# [Instruction]
For the material that follows, list every line containing the word "title".

Figure content listings
◆ ◆ ◆ ◆ ◆ ◆ ◆
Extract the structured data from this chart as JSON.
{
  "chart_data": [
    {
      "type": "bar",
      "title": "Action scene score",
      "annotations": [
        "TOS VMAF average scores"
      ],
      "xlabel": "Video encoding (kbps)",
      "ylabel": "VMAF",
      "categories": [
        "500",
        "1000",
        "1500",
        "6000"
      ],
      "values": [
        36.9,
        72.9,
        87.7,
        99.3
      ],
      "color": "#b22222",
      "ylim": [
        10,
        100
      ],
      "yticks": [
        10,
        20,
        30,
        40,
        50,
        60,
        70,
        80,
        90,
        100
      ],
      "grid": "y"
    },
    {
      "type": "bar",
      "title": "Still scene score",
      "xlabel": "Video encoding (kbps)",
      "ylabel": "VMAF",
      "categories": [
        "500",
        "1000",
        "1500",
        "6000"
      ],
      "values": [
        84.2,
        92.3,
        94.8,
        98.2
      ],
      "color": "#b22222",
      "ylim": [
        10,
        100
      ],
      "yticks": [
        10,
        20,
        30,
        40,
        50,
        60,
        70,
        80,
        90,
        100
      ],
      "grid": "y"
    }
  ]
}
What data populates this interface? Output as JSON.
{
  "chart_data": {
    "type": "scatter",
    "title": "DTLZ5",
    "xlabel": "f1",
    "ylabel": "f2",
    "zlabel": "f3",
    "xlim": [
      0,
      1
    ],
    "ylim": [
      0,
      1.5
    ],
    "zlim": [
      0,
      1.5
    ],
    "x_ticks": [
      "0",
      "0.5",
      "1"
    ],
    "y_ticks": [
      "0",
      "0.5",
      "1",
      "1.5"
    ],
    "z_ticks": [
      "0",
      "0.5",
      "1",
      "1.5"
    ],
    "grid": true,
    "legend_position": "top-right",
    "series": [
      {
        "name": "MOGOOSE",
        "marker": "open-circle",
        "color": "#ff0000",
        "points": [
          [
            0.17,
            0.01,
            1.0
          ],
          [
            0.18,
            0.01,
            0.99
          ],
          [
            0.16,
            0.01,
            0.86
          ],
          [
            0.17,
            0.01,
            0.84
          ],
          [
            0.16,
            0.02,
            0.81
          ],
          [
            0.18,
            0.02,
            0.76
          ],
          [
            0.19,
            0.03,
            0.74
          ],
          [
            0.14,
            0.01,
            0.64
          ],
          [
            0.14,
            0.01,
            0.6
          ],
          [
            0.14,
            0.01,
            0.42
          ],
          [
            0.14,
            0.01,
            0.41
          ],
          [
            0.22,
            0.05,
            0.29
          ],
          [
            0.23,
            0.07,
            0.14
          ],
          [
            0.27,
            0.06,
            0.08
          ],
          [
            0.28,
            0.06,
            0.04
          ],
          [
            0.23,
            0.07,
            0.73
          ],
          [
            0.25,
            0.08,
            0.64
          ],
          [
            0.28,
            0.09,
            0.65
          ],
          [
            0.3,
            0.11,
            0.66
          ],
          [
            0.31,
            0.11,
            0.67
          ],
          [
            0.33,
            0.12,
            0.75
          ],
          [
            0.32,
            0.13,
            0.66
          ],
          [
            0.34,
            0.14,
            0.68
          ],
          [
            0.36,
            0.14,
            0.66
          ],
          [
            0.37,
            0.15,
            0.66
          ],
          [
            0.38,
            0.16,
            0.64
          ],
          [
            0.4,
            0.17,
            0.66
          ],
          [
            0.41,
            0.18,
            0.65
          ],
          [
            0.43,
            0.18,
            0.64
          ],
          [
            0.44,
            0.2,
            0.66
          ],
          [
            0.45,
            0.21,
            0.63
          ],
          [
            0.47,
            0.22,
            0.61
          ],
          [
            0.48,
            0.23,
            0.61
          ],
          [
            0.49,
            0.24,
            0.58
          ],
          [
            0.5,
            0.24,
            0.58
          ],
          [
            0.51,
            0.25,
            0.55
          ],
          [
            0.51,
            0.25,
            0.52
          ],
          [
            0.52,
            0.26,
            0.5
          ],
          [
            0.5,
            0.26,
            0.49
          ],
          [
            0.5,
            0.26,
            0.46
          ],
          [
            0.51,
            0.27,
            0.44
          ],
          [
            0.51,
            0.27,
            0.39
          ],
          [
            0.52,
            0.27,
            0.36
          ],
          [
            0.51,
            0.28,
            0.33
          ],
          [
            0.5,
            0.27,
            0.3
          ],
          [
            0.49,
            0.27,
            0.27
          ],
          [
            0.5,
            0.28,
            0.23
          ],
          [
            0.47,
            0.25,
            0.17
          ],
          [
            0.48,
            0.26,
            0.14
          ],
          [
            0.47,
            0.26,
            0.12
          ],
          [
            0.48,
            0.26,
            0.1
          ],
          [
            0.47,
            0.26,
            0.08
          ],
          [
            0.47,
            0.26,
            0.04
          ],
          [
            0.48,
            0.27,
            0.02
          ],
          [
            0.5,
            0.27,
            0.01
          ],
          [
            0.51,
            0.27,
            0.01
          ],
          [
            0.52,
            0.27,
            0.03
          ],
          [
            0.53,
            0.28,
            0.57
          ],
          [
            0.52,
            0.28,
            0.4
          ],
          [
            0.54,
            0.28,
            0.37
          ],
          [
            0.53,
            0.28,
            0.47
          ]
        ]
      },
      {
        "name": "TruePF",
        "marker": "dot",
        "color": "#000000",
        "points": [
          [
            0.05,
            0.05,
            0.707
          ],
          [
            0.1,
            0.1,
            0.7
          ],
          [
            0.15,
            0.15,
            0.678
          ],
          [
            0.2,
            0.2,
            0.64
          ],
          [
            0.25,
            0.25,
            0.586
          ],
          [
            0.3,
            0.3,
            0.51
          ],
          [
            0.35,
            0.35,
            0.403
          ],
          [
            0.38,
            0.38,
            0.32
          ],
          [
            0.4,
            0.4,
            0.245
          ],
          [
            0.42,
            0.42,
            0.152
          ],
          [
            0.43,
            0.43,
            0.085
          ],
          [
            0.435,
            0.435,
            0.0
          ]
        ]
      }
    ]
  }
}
◆ ◆ ◆ ◆ ◆ ◆ ◆
# [Result of this task]
      "title": "Action scene score",
      "title": "Still scene score",
    "title": "DTLZ5",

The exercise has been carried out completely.